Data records
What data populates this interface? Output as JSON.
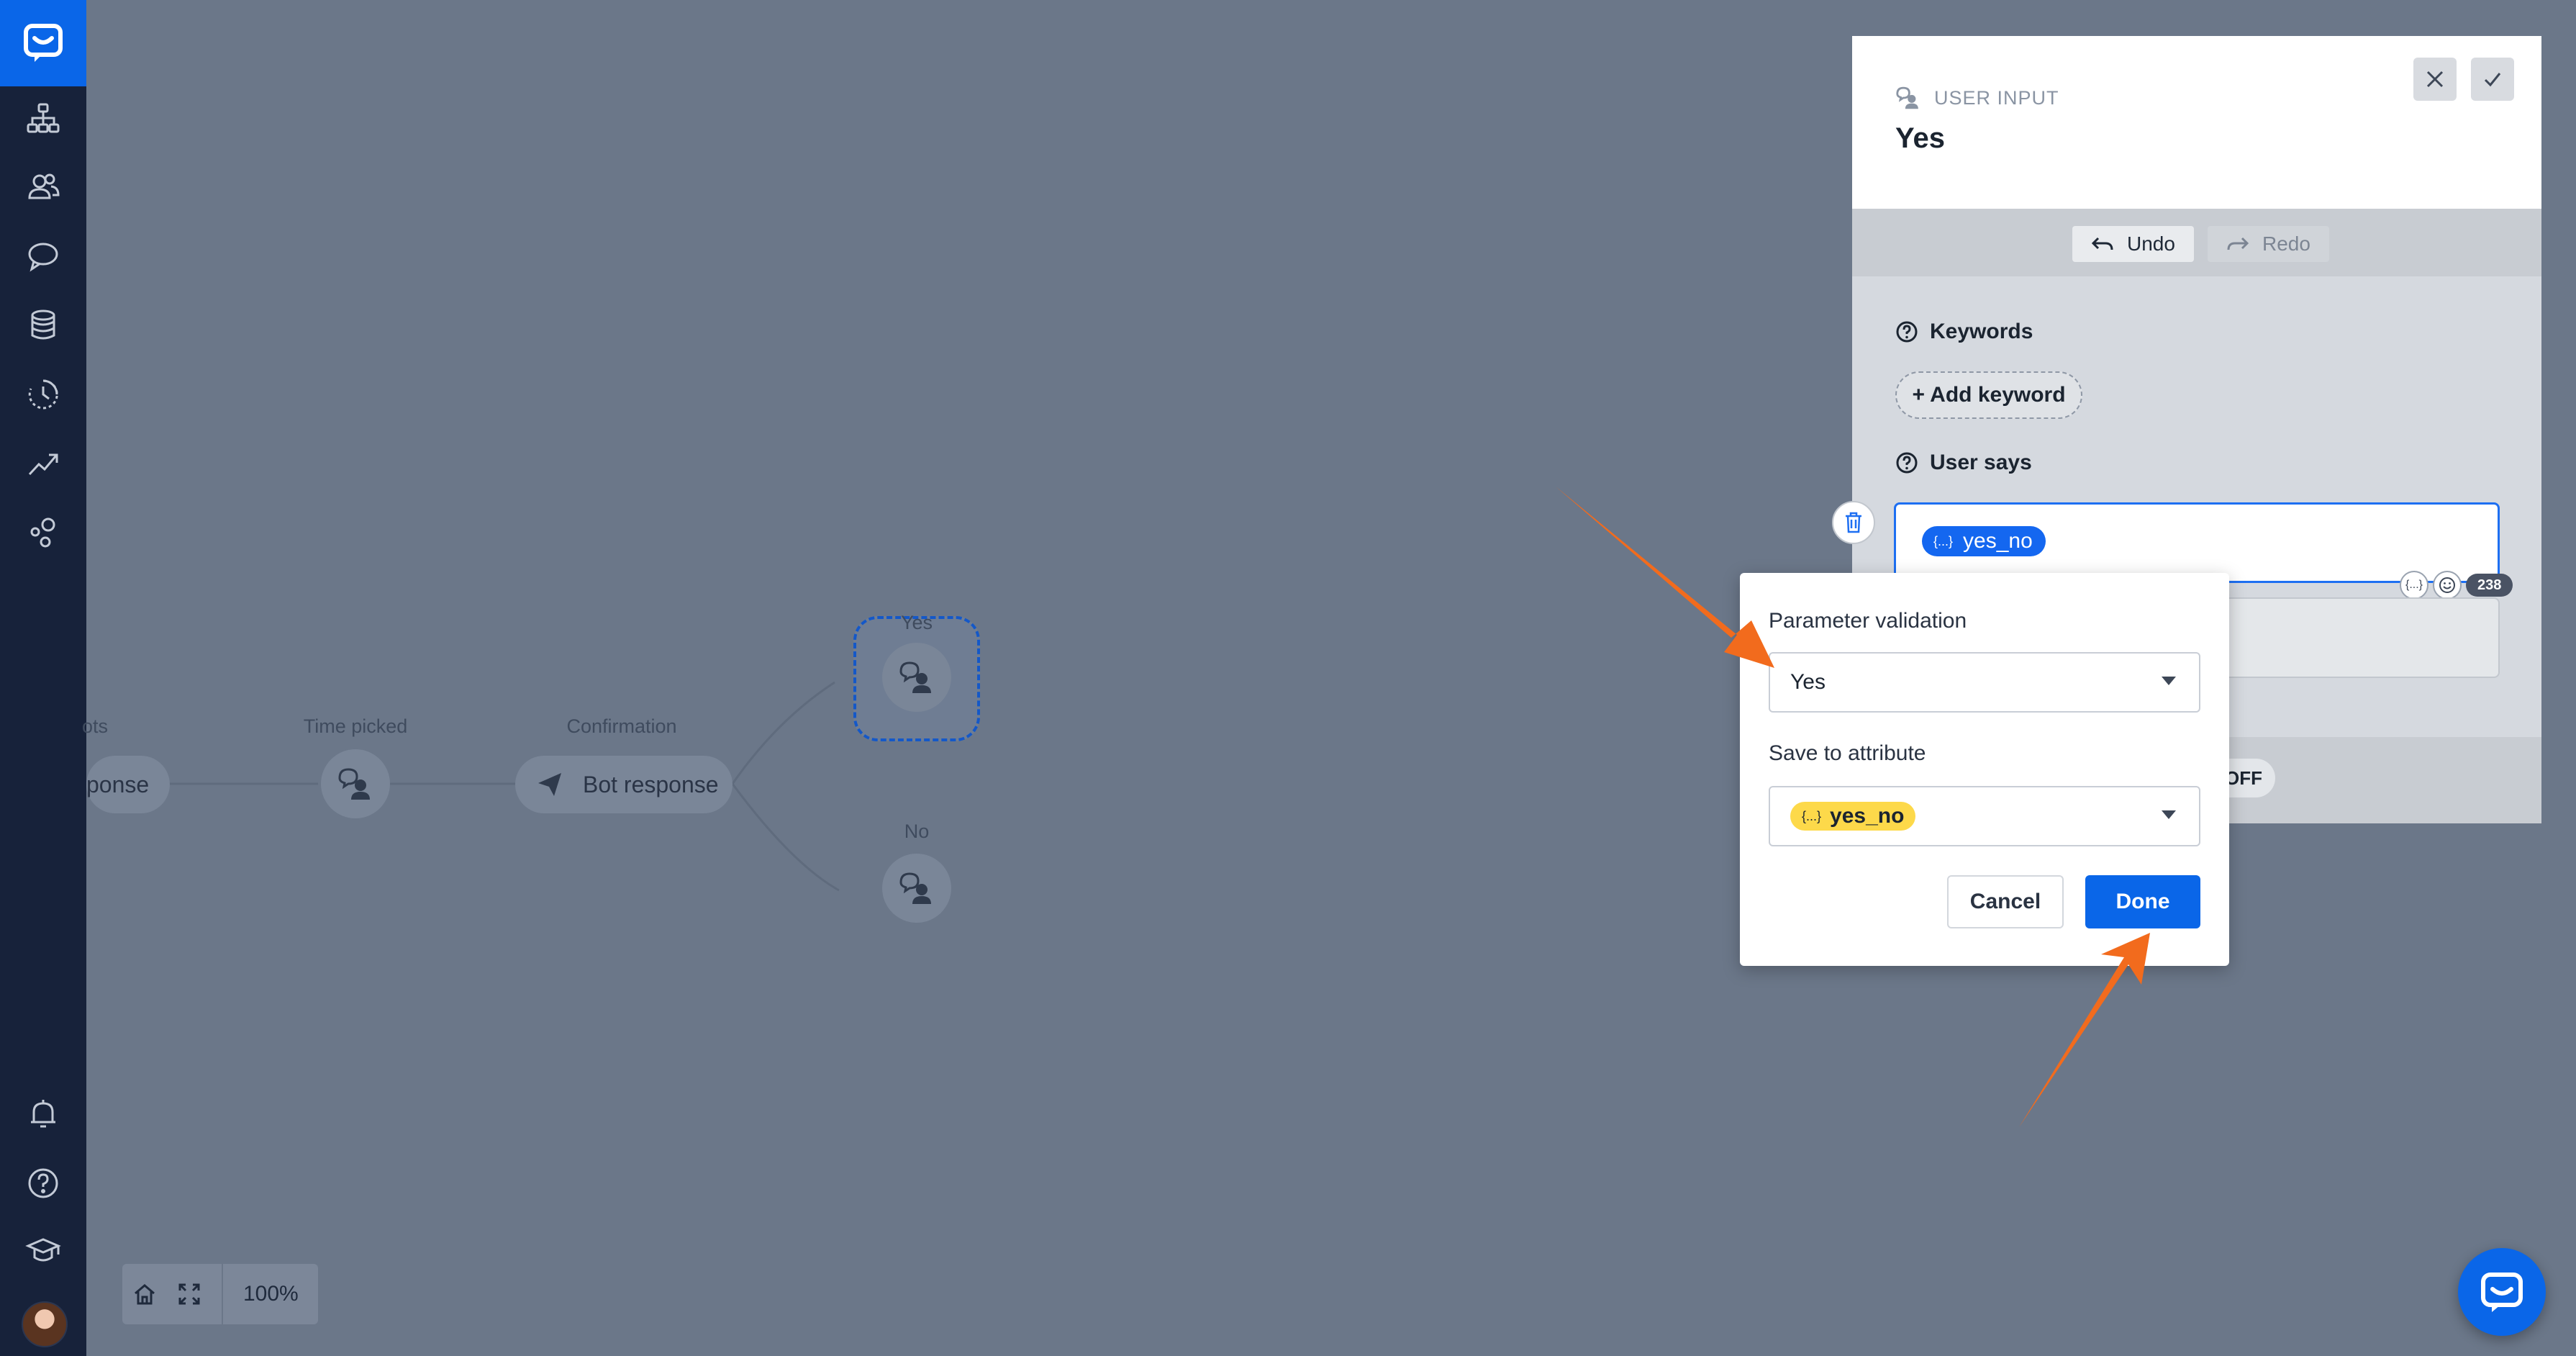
{
  "sidebar": {
    "items": [
      {
        "name": "logo-icon"
      },
      {
        "name": "structure-icon"
      },
      {
        "name": "users-icon"
      },
      {
        "name": "chat-icon"
      },
      {
        "name": "database-icon"
      },
      {
        "name": "history-icon"
      },
      {
        "name": "analytics-icon"
      },
      {
        "name": "integrations-icon"
      },
      {
        "name": "bell-icon"
      },
      {
        "name": "help-icon"
      },
      {
        "name": "academy-icon"
      }
    ]
  },
  "canvas": {
    "nodes": {
      "partial_label": "ots",
      "partial_pill": "ponse",
      "time_picked_label": "Time picked",
      "confirmation_label": "Confirmation",
      "confirmation_pill": "Bot response",
      "yes_label": "Yes",
      "no_label": "No"
    },
    "zoom": {
      "level": "100%"
    }
  },
  "panel": {
    "type_label": "USER INPUT",
    "title": "Yes",
    "undo_label": "Undo",
    "redo_label": "Redo",
    "keywords_label": "Keywords",
    "add_keyword_label": "+ Add keyword",
    "user_says_label": "User says",
    "tag_icon_text": "{...}",
    "user_says_tag": "yes_no",
    "tool_var_text": "{...}",
    "char_count": "238",
    "toggle_label": "OFF"
  },
  "popup": {
    "param_validation_label": "Parameter validation",
    "param_validation_value": "Yes",
    "save_attribute_label": "Save to attribute",
    "tag_icon_text": "{...}",
    "save_attribute_value": "yes_no",
    "cancel_label": "Cancel",
    "done_label": "Done"
  },
  "colors": {
    "accent": "#0a66e8",
    "sidebar_bg": "#17223a",
    "overlay_bg": "#6b7789",
    "annotation_arrow": "#f26b1d",
    "tag_yellow": "#fdd94a"
  }
}
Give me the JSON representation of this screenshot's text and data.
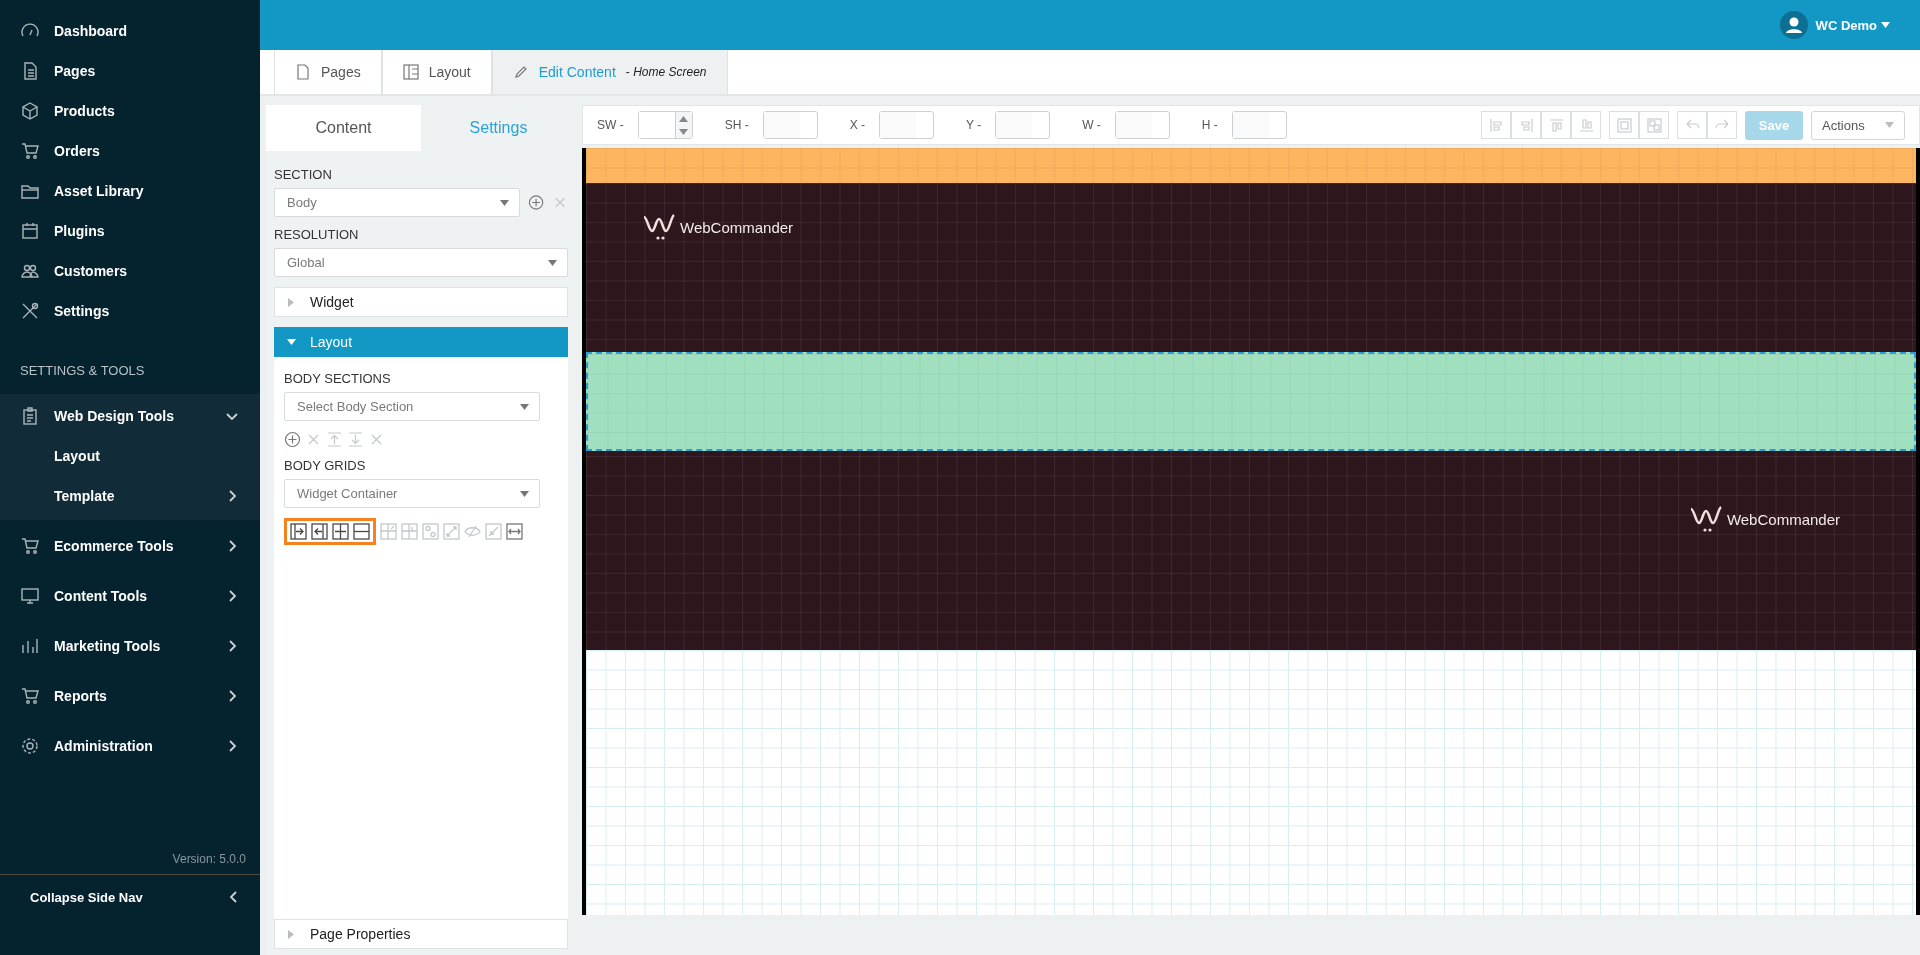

* [Task to complete] All of the entries need to be transcribed word for word; pictures are left out.

* [Written answer]
What data populates this interface? Output as JSON.
{
  "sidebar": {
    "items": [
      {
        "name": "logo-icon"
      },
      {
        "name": "structure-icon"
      },
      {
        "name": "users-icon"
      },
      {
        "name": "chat-icon"
      },
      {
        "name": "database-icon"
      },
      {
        "name": "history-icon"
      },
      {
        "name": "analytics-icon"
      },
      {
        "name": "integrations-icon"
      },
      {
        "name": "bell-icon"
      },
      {
        "name": "help-icon"
      },
      {
        "name": "academy-icon"
      }
    ]
  },
  "canvas": {
    "nodes": {
      "partial_label": "ots",
      "partial_pill": "ponse",
      "time_picked_label": "Time picked",
      "confirmation_label": "Confirmation",
      "confirmation_pill": "Bot response",
      "yes_label": "Yes",
      "no_label": "No"
    },
    "zoom": {
      "level": "100%"
    }
  },
  "panel": {
    "type_label": "USER INPUT",
    "title": "Yes",
    "undo_label": "Undo",
    "redo_label": "Redo",
    "keywords_label": "Keywords",
    "add_keyword_label": "+ Add keyword",
    "user_says_label": "User says",
    "tag_icon_text": "{...}",
    "user_says_tag": "yes_no",
    "tool_var_text": "{...}",
    "char_count": "238",
    "toggle_label": "OFF"
  },
  "popup": {
    "param_validation_label": "Parameter validation",
    "param_validation_value": "Yes",
    "save_attribute_label": "Save to attribute",
    "tag_icon_text": "{...}",
    "save_attribute_value": "yes_no",
    "cancel_label": "Cancel",
    "done_label": "Done"
  },
  "colors": {
    "accent": "#0a66e8",
    "sidebar_bg": "#17223a",
    "overlay_bg": "#6b7789",
    "annotation_arrow": "#f26b1d",
    "tag_yellow": "#fdd94a"
  }
}
Give me the JSON representation of this screenshot's text and data.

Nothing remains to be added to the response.